--- Available data ---
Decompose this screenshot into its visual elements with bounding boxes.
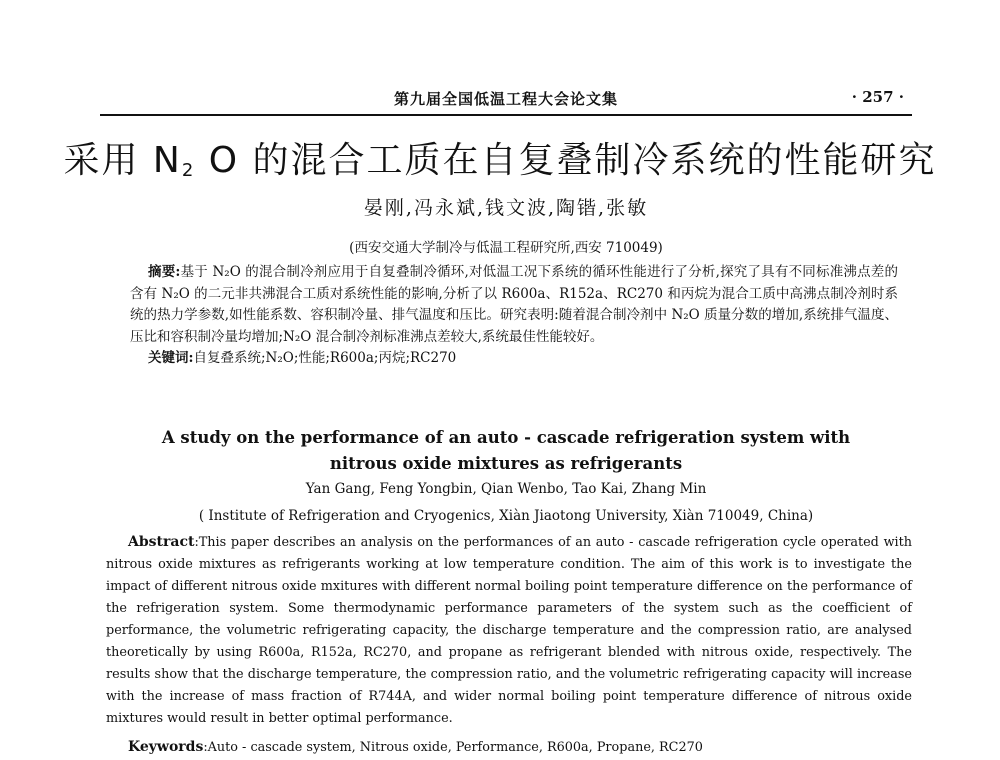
keywords-en-text: :Auto - cascade system, Nitrous oxide, Performance, R600a, Propane, RC270 [203,740,703,755]
authors-en: Yan Gang, Feng Yongbin, Qian Wenbo, Tao Kai, Zhang Min [305,481,707,497]
journal-name: 第九届全国低温工程大会论文集 [393,90,618,108]
abstract-zh-label: 摘要: [148,264,181,280]
keywords-zh-label: 关键词: [148,350,194,366]
title-en-line1: A study on the performance of an auto - cascade refrigeration system with [161,428,851,447]
abstract-en [106,531,912,759]
authors-zh: 晏刚,冯永斌,钱文波,陶锴,张敏 [363,197,649,219]
title-en-line2: nitrous oxide mixtures as refrigerants [329,454,683,473]
affiliation-zh: (西安交通大学制冷与低温工程研究所,西安 710049) [349,240,663,256]
title-zh [60,132,940,183]
abstract-en-text: :This paper describes an analysis on the performances of an auto - cascade refrigeration cycle operated with nitrous oxide mixtures as refrigerants working at low temperature condition. The aim of this work is to investigate the impact of different nitrous oxide mxitures with different normal boiling point temperature difference on the performance of the refrigeration system. Some thermodynamic performance parameters of the system such as the coefficient of performance, the volumetric refrigerating capacity, the discharge temperature and the compression ratio, are analysed theoretically by using R600a, R152a, RC270, and propane as refrigerant blended with nitrous oxide, respectively. The results show that the discharge temperature, the compression ratio, and the volumetric refrigerating capacity will increase with the increase of mass fraction of R744A, and wider normal boiling point temperature difference of nitrous oxide mixtures would result in better optimal performance. [106,535,912,726]
keywords-en [106,736,912,759]
header-rule [100,114,912,116]
abstract-en-paragraph [106,531,912,730]
page-number: · 257 · [851,88,904,106]
abstract-zh-paragraph [130,262,898,348]
abstract-zh-text: 基于 N₂O 的混合制冷剂应用于自复叠制冷循环,对低温工况下系统的循环性能进行了分析,探究了具有不同标准沸点差的含有 N₂O 的二元非共沸混合工质对系统性能的影响,分析了以 R600a、R152a、RC270 和丙烷为混合工质中高沸点制冷剂时系统的热力学参数,如性能系数、容积制冷量、排气温度和压比。研究表明:随着混合制冷剂中 N₂O 质量分数的增加,系统排气温度、压比和容积制冷量均增加;N₂O 混合制冷剂标准沸点差较大,系统最佳性能较好。 [130,264,898,345]
title-en [100,425,912,477]
abstract-en-label: Abstract [128,534,195,550]
running-head [100,86,912,110]
keywords-en-label: Keywords [128,739,204,755]
title-zh-before: 采用 N [63,140,182,181]
keywords-zh [130,348,898,370]
abstract-zh [130,262,898,370]
title-zh-subscript: 2 [181,160,196,181]
keywords-zh-text: 自复叠系统;N₂O;性能;R600a;丙烷;RC270 [193,350,457,366]
title-zh-after: O 的混合工质在自复叠制冷系统的性能研究 [195,140,937,181]
affiliation-en: ( Institute of Refrigeration and Cryogenics, Xiàn Jiaotong University, Xiàn 710049, China) [198,508,814,524]
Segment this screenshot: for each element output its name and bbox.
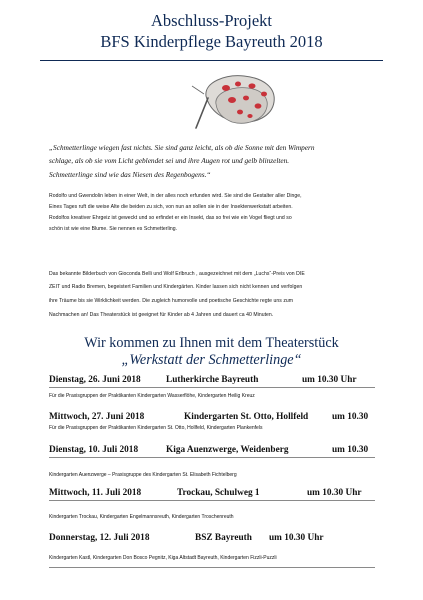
event-divider — [49, 500, 375, 501]
butterfly-illustration — [186, 64, 281, 136]
play-title: „Werkstatt der Schmetterlinge“ — [121, 352, 302, 368]
page-title-line2: BFS Kinderpflege Bayreuth 2018 — [100, 32, 323, 51]
event-date: Mittwoch, 27. Juni 2018 — [49, 412, 145, 422]
story-p2-line1: Das bekannte Bilderbuch von Gioconda Belli und Wolf Erlbruch , ausgezeichnet mit dem „Luchs“-Preis von DIE — [49, 271, 305, 277]
story-p1-line3: Rodolfos kreativer Ehrgeiz ist geweckt und so erfindet er ein Insekt, das so frei wie ein Vogel fliegt und so — [49, 215, 292, 221]
quote-line1: „Schmetterlinge wiegen fast nichts. Sie sind ganz leicht, als ob die Sonne mit den Wimpern — [49, 143, 315, 152]
event-divider — [49, 457, 375, 458]
event-time: um 10.30 Uhr — [302, 375, 357, 385]
quote-line2: schlage, als ob sie vom Licht geblendet sei und ihre Augen rot und gelb blinzelten. — [49, 156, 290, 165]
event-time: um 10.30 Uhr — [269, 533, 324, 543]
page-title-line1: Abschluss-Projekt — [151, 11, 272, 30]
story-p2-line4: Nachmachen an! Das Theaterstück ist geeignet für Kinder ab 4 Jahren und dauert ca 40 Minuten. — [49, 312, 274, 318]
event-place: Kindergarten St. Otto, Hollfeld — [184, 412, 309, 422]
event-divider — [49, 567, 375, 568]
event-date: Donnerstag, 12. Juli 2018 — [49, 533, 150, 543]
title-divider — [40, 60, 383, 61]
event-date: Dienstag, 26. Juni 2018 — [49, 375, 141, 385]
event-detail: Für die Praxisgruppen der Praktikanten Kindergarten St. Otto, Hollfeld, Kindergarten Plankenfels — [49, 425, 263, 431]
event-divider — [49, 387, 375, 388]
event-detail: Für die Praxisgruppen der Praktikanten Kindergarten Wasserflöhe, Kindergarten Heilig Kreuz — [49, 393, 255, 399]
story-p1-line4: schön ist wie eine Blume. Sie nennen es Schmetterling. — [49, 226, 178, 232]
invite-heading: Wir kommen zu Ihnen mit dem Theaterstück — [84, 335, 339, 351]
event-place: Lutherkirche Bayreuth — [166, 375, 259, 385]
quote-line3: Schmetterlinge sind wie das Niesen des Regenbogens.“ — [49, 170, 211, 179]
butterfly-icon — [186, 64, 281, 136]
story-p2-line3: ihre Träume bis sie Wirklichkeit werden. Die zugleich humorvolle und poetische Geschichte regte uns zum — [49, 298, 294, 304]
story-p1-line2: Eines Tages ruft die weise Alte die beiden zu sich, von nun an sollen sie in der Insektenwerkstatt arbeiten. — [49, 204, 293, 210]
story-p2-line2: ZEIT und Radio Bremen, begeistert Familien und Kindergärten. Kinder lassen sich nicht kennen und verfolgen — [49, 284, 303, 290]
event-place: Kiga Auenzwerge, Weidenberg — [166, 445, 289, 455]
event-time: um 10.30 — [332, 445, 369, 455]
event-detail: Kindergarten Auenzwerge – Praxisgruppe des Kindergarten St. Elisabeth Fichtelberg — [49, 472, 237, 478]
story-p1-line1: Rodolfo und Gwendolin leben in einer Welt, in der alles noch erfunden wird. Sie sind die Gestalter aller Dinge, — [49, 193, 302, 199]
event-place: BSZ Bayreuth — [195, 533, 252, 543]
event-time: um 10.30 Uhr — [307, 488, 362, 498]
event-detail: Kindergarten Kastl, Kindergarten Don Bosco Pegnitz, Kiga Altstadt Bayreuth, Kindergarten Fizzli-Puzzli — [49, 555, 277, 561]
event-detail: Kindergarten Trockau, Kindergarten Engelmannsreuth, Kindergarten Troschenreuth — [49, 514, 234, 520]
event-date: Dienstag, 10. Juli 2018 — [49, 445, 139, 455]
event-time: um 10.30 — [332, 412, 369, 422]
event-place: Trockau, Schulweg 1 — [177, 488, 260, 498]
event-date: Mittwoch, 11. Juli 2018 — [49, 488, 142, 498]
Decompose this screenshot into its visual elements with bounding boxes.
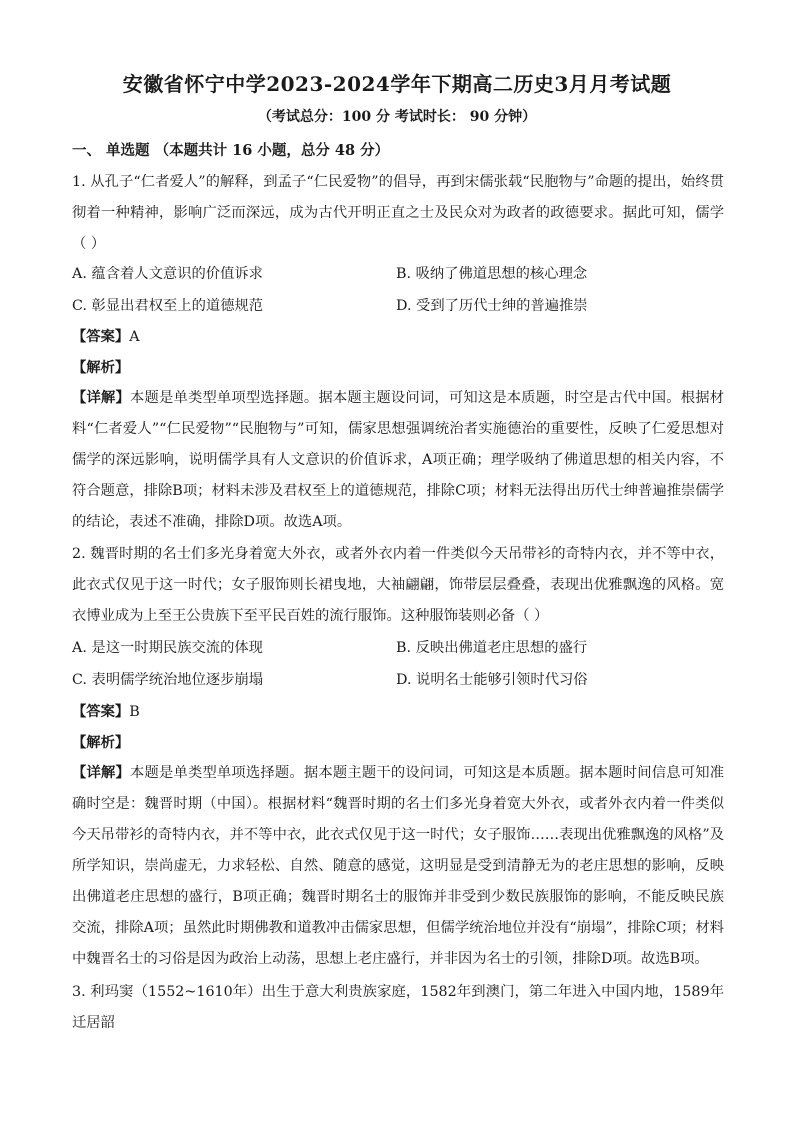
detail-text: 本题是单类型单项选择题。据本题主题干的设问词，可知这是本质题。据本题时间信息可知准确时空是：魏晋时期（中国）。根据材料“魏晋时期的名士们多光身着宽大外衣，或者外衣内着一件类似今天吊带衫的奇特内衣，并不等中衣，此衣式仅见于这一时代；女子服饰……表现出优雅飘逸的风格”及所学知识，崇尚虚无，力求轻松、自然、随意的感觉，这明显是受到清静无为的老庄思想的影响，反映出佛道老庄思想的盛行，B项正确；魏晋时期名士的服饰并非受到少数民族服饰的影响，不能反映民族交流，排除A项；虽然此时期佛教和道教冲击儒家思想，但儒学统治地位并没有“崩塌”，排除C项；材料中魏晋名士的习俗是因为政治上动荡，思想上老庄盛行，并非因为名士的引领，排除D项。故选B项。: [72, 765, 725, 967]
question-2-analysis-label: 【解析】: [72, 735, 130, 751]
question-1-analysis-label: 【解析】: [72, 360, 130, 376]
question-3-stem: 3. 利玛窦（1552~1610年）出生于意大利贵族家庭，1582年到澳门，第二年进入中国内地，1589年迁居韶: [72, 984, 724, 1031]
question-1-option-c: C. 彰显出君权至上的道德规范: [72, 298, 264, 314]
question-1-option-b: B. 吸纳了佛道思想的核心理念: [396, 266, 588, 282]
exam-subtitle: （考试总分：100 分 考试时长： 90 分钟）: [257, 109, 537, 125]
answer-value: A: [129, 329, 140, 345]
question-1-detail: [72, 383, 724, 538]
question-1-answer: [72, 326, 140, 346]
question-2-option-a: A. 是这一时期民族交流的体现: [72, 640, 263, 656]
question-2-stem: 2. 魏晋时期的名士们多光身着宽大外衣，或者外衣内着一件类似今天吊带衫的奇特内衣，并不等中衣，此衣式仅见于这一时代；女子服饰则长裙曳地，大袖翩翩，饰带层层叠叠，表现出优雅飘逸的风格。宽衣博业成为上至王公贵族下至平民百姓的流行服饰。这种服饰装则必备（ ）: [72, 546, 724, 624]
answer-label: 【答案】: [72, 704, 130, 720]
exam-title: 安徽省怀宁中学2023-2024学年下期高二历史3月月考试题: [122, 72, 672, 96]
detail-text: 本题是单类型单项型选择题。据本题主题设问词，可知这是本质题，时空是古代中国。根据材料“仁者爱人”“仁民爱物”“民胞物与”可知，儒家思想强调统治者实施德治的重要性，反映了仁爱思想对儒学的深远影响，说明儒学具有人文意识的价值诉求，A项正确；理学吸纳了佛道思想的相关内容，不符合题意，排除B项；材料未涉及君权至上的道德规范，排除C项；材料无法得出历代士绅普遍推崇儒学的结论，表述不准确，排除D项。故选A项。: [72, 390, 725, 530]
question-2-detail: [72, 758, 724, 975]
question-2-option-c: C. 表明儒学统治地位逐步崩塌: [72, 672, 264, 688]
question-2-answer: [72, 701, 140, 721]
question-2-option-b: B. 反映出佛道老庄思想的盛行: [396, 640, 588, 656]
detail-label: 【详解】: [72, 390, 130, 406]
section-heading: 一、 单选题 （本题共计 16 小题，总分 48 分）: [72, 142, 390, 159]
question-1-option-d: D. 受到了历代士绅的普遍推崇: [396, 298, 588, 314]
answer-value: B: [129, 704, 140, 720]
question-1-option-a: A. 蕴含着人文意识的价值诉求: [72, 266, 263, 282]
answer-label: 【答案】: [72, 329, 130, 345]
question-2-option-d: D. 说明名士能够引领时代习俗: [396, 672, 588, 688]
question-1-stem: 1. 从孔子“仁者爱人”的解释，到孟子“仁民爱物”的倡导，再到宋儒张载“民胞物与”命题的提出，始终贯彻着一种精神，影响广泛而深远，成为古代开明正直之士及民众对为政者的政德要求。据此可知，儒学（ ）: [72, 174, 724, 252]
detail-label: 【详解】: [72, 765, 130, 781]
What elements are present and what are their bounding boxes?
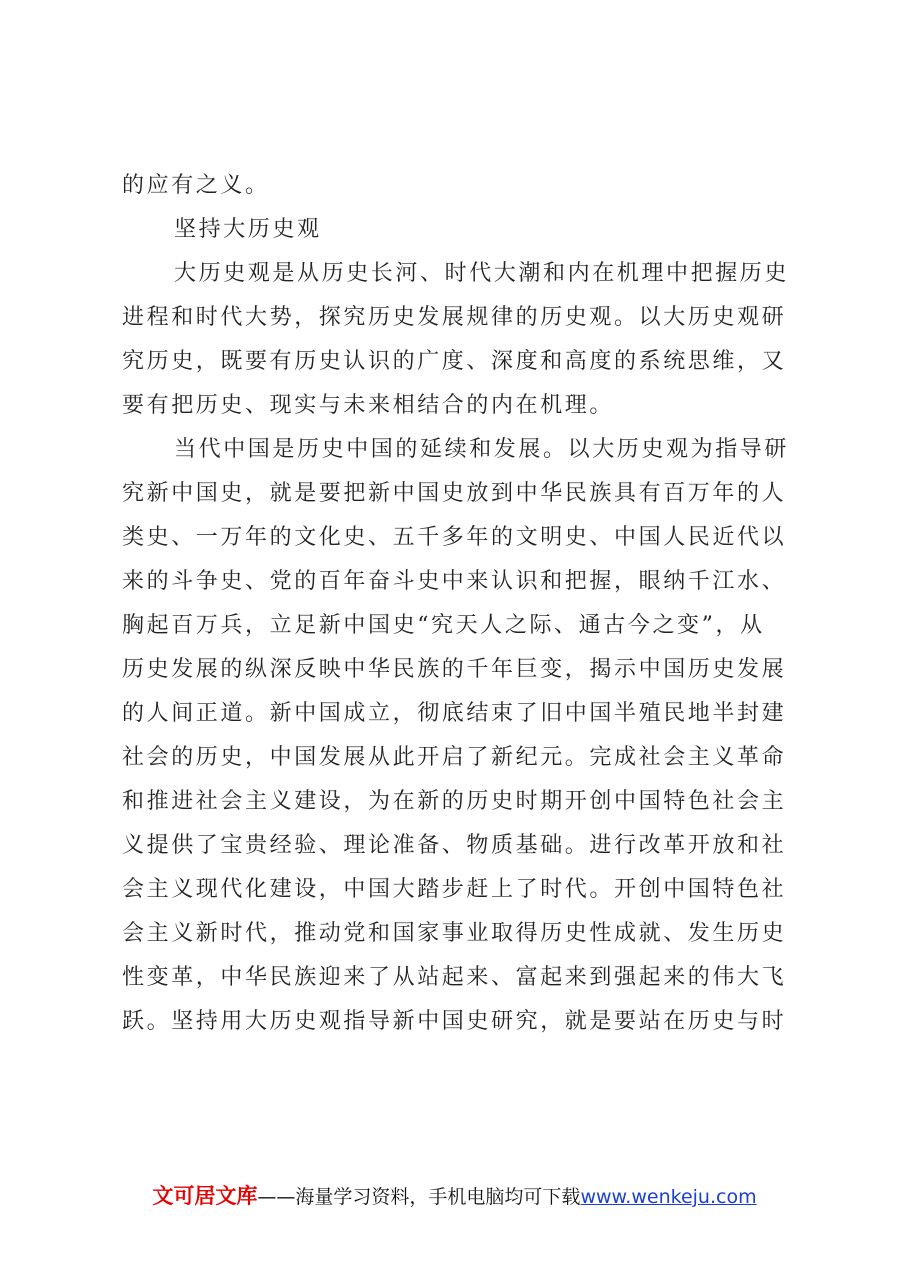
---
_The task:_ Output the lines above as a JSON list of strings, one string per line, omitting blank lines. Start with the line containing "765, 725, 967]" and end with the line containing "question-1-option-c: C. 彰显出君权至上的道德规范: [72, 298, 264, 314]", including both.

_Output below:_
[
  "detail-text: 本题是单类型单项选择题。据本题主题干的设问词，可知这是本质题。据本题时间信息可知准确时空是：魏晋时期（中国）。根据材料“魏晋时期的名士们多光身着宽大外衣，或者外衣内着一件类似今天吊带衫的奇特内衣，并不等中衣，此衣式仅见于这一时代；女子服饰……表现出优雅飘逸的风格”及所学知识，崇尚虚无，力求轻松、自然、随意的感觉，这明显是受到清静无为的老庄思想的影响，反映出佛道老庄思想的盛行，B项正确；魏晋时期名士的服饰并非受到少数民族服饰的影响，不能反映民族交流，排除A项；虽然此时期佛教和道教冲击儒家思想，但儒学统治地位并没有“崩塌”，排除C项；材料中魏晋名士的习俗是因为政治上动荡，思想上老庄盛行，并非因为名士的引领，排除D项。故选B项。: [72, 765, 725, 967]",
  "question-2-analysis-label: 【解析】: [72, 735, 130, 751]",
  "question-1-analysis-label: 【解析】: [72, 360, 130, 376]",
  "question-3-stem: 3. 利玛窦（1552~1610年）出生于意大利贵族家庭，1582年到澳门，第二年进入中国内地，1589年迁居韶: [72, 984, 724, 1031]",
  "question-1-option-c: C. 彰显出君权至上的道德规范: [72, 298, 264, 314]"
]